-- Begin Information shown --

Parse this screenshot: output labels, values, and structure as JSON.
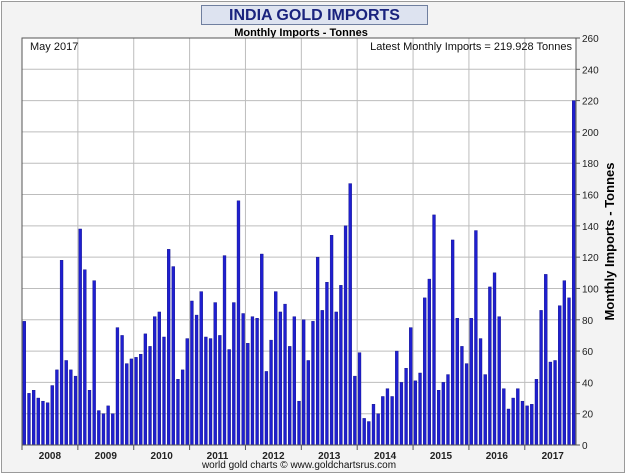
{
  "title": "INDIA GOLD IMPORTS",
  "subtitle": "Monthly Imports - Tonnes",
  "date_label": "May 2017",
  "latest_label": "Latest Monthly Imports = 219.928 Tonnes",
  "credit": "world gold charts © www.goldchartsrus.com",
  "colors": {
    "bar": "#1f1fd0",
    "bar_edge": "#0a0a80",
    "grid": "#bdbdbd",
    "plot_bg": "#ffffff"
  },
  "chart_data": {
    "type": "bar",
    "title": "INDIA GOLD IMPORTS",
    "subtitle": "Monthly Imports - Tonnes",
    "ylabel": "Monthly Imports - Tonnes",
    "xlabel": "",
    "ylim": [
      0,
      260
    ],
    "yticks": [
      0,
      20,
      40,
      60,
      80,
      100,
      120,
      140,
      160,
      180,
      200,
      220,
      240,
      260
    ],
    "year_labels": [
      "2008",
      "2009",
      "2010",
      "2011",
      "2012",
      "2013",
      "2014",
      "2015",
      "2016",
      "2017"
    ],
    "year_start_index": [
      0,
      12,
      24,
      36,
      48,
      60,
      72,
      84,
      96,
      108
    ],
    "start_month": "2008-01",
    "values": [
      79,
      33,
      35,
      30,
      28,
      27,
      38,
      48,
      118,
      54,
      48,
      44,
      138,
      112,
      35,
      105,
      22,
      20,
      25,
      20,
      75,
      70,
      52,
      55,
      56,
      58,
      71,
      63,
      82,
      85,
      69,
      125,
      114,
      42,
      48,
      68,
      92,
      83,
      98,
      69,
      68,
      91,
      70,
      121,
      61,
      91,
      156,
      84,
      65,
      82,
      81,
      122,
      47,
      67,
      98,
      85,
      90,
      63,
      82,
      28,
      80,
      54,
      79,
      120,
      86,
      104,
      134,
      85,
      102,
      140,
      167,
      44,
      59,
      17,
      15,
      26,
      20,
      31,
      36,
      31,
      60,
      40,
      49,
      75,
      41,
      46,
      94,
      106,
      147,
      35,
      40,
      45,
      131,
      81,
      63,
      52,
      81,
      137,
      68,
      45,
      101,
      110,
      82,
      36,
      23,
      30,
      36,
      28,
      25,
      26,
      42,
      86,
      109,
      53,
      54,
      89,
      105,
      94,
      220
    ]
  }
}
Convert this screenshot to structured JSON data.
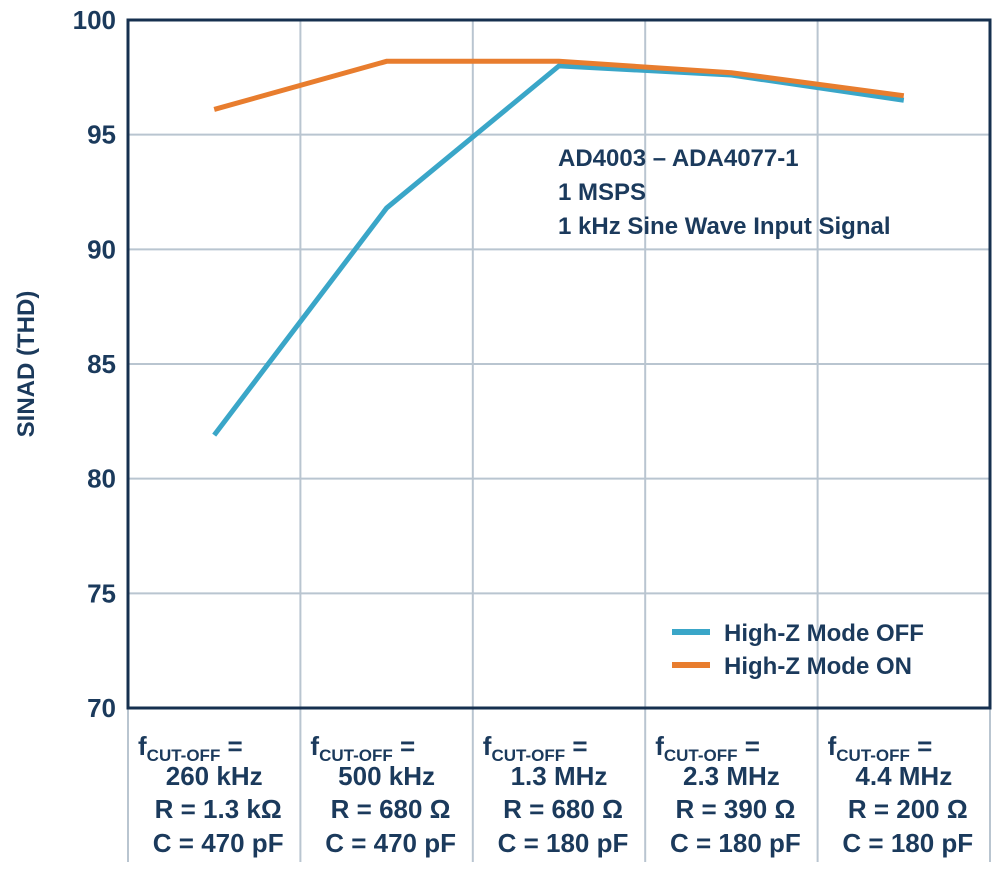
{
  "chart_data": {
    "type": "line",
    "title": "",
    "ylabel": "SINAD (THD)",
    "xlabel": "",
    "ylim": [
      70,
      100
    ],
    "yticks": [
      70,
      75,
      80,
      85,
      90,
      95,
      100
    ],
    "grid": true,
    "categories": [
      {
        "f": "260 kHz",
        "r": "R = 1.3 kΩ",
        "c": "C = 470 pF"
      },
      {
        "f": "500 kHz",
        "r": "R = 680 Ω",
        "c": "C = 470 pF"
      },
      {
        "f": "1.3 MHz",
        "r": "R = 680 Ω",
        "c": "C = 180 pF"
      },
      {
        "f": "2.3 MHz",
        "r": "R = 390 Ω",
        "c": "C = 180 pF"
      },
      {
        "f": "4.4 MHz",
        "r": "R = 200 Ω",
        "c": "C = 180 pF"
      }
    ],
    "category_prefix": {
      "f": "f",
      "sub": "CUT-OFF",
      "eq": " ="
    },
    "series": [
      {
        "name": "High-Z Mode OFF",
        "color": "#3aa6c8",
        "values": [
          81.9,
          91.8,
          98.0,
          97.6,
          96.5
        ]
      },
      {
        "name": "High-Z Mode ON",
        "color": "#e87d2e",
        "values": [
          96.1,
          98.2,
          98.2,
          97.7,
          96.7
        ]
      }
    ],
    "annotation": [
      "AD4003 – ADA4077-1",
      "1 MSPS",
      "1 kHz Sine Wave Input Signal"
    ],
    "legend_position": "bottom-right",
    "colors": {
      "text": "#1b3a5c",
      "axis": "#16304f",
      "grid": "#b9c5d0"
    }
  }
}
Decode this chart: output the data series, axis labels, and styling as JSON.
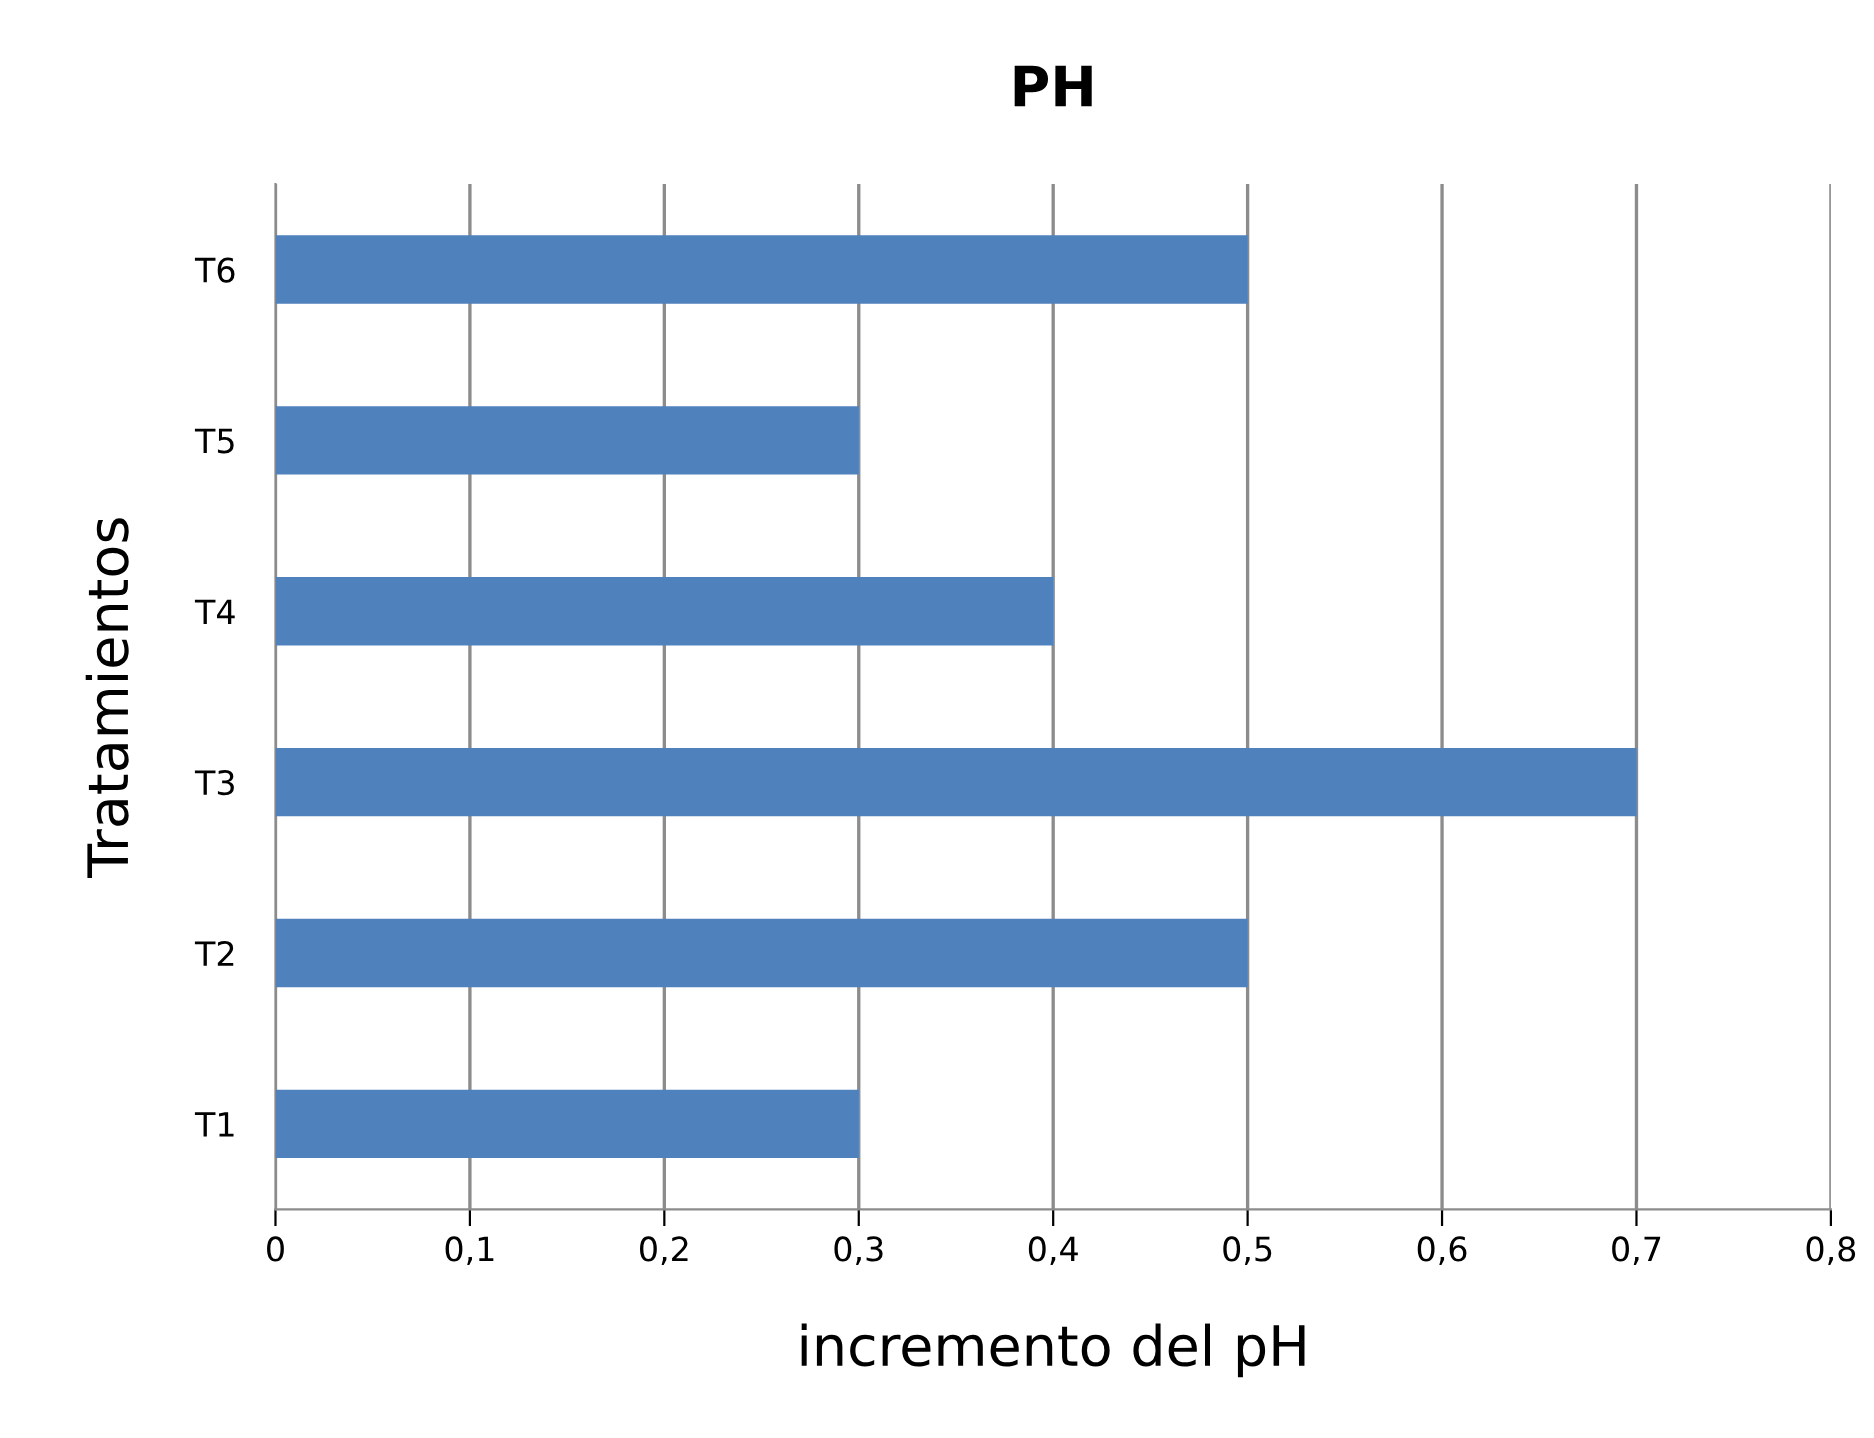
{
  "chart_data": {
    "type": "bar",
    "orientation": "horizontal",
    "title": "PH",
    "xlabel": "incremento del pH",
    "ylabel": "Tratamientos",
    "categories": [
      "T6",
      "T5",
      "T4",
      "T3",
      "T2",
      "T1"
    ],
    "values": [
      0.5,
      0.3,
      0.4,
      0.7,
      0.5,
      0.3
    ],
    "color": "#4f81bd",
    "xlim": [
      0,
      0.8
    ],
    "xticks": [
      0,
      {
        "value": 0.1,
        "label": "0,1"
      },
      {
        "value": 0.2,
        "label": "0,2"
      },
      {
        "value": 0.3,
        "label": "0,3"
      },
      {
        "value": 0.4,
        "label": "0,4"
      },
      {
        "value": 0.5,
        "label": "0,5"
      },
      {
        "value": 0.6,
        "label": "0,6"
      },
      {
        "value": 0.7,
        "label": "0,7"
      },
      {
        "value": 0.8,
        "label": "0,8"
      }
    ],
    "grid": "x",
    "legend": false
  }
}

-- End Information shown --

## Job
Identify which lines contain the word "grid" and copy each one.

## Output of the exercise
    "grid": "#bdbdbd",
    "grid": true,
      "grid": "#b9c5d0"
    "grid": "x",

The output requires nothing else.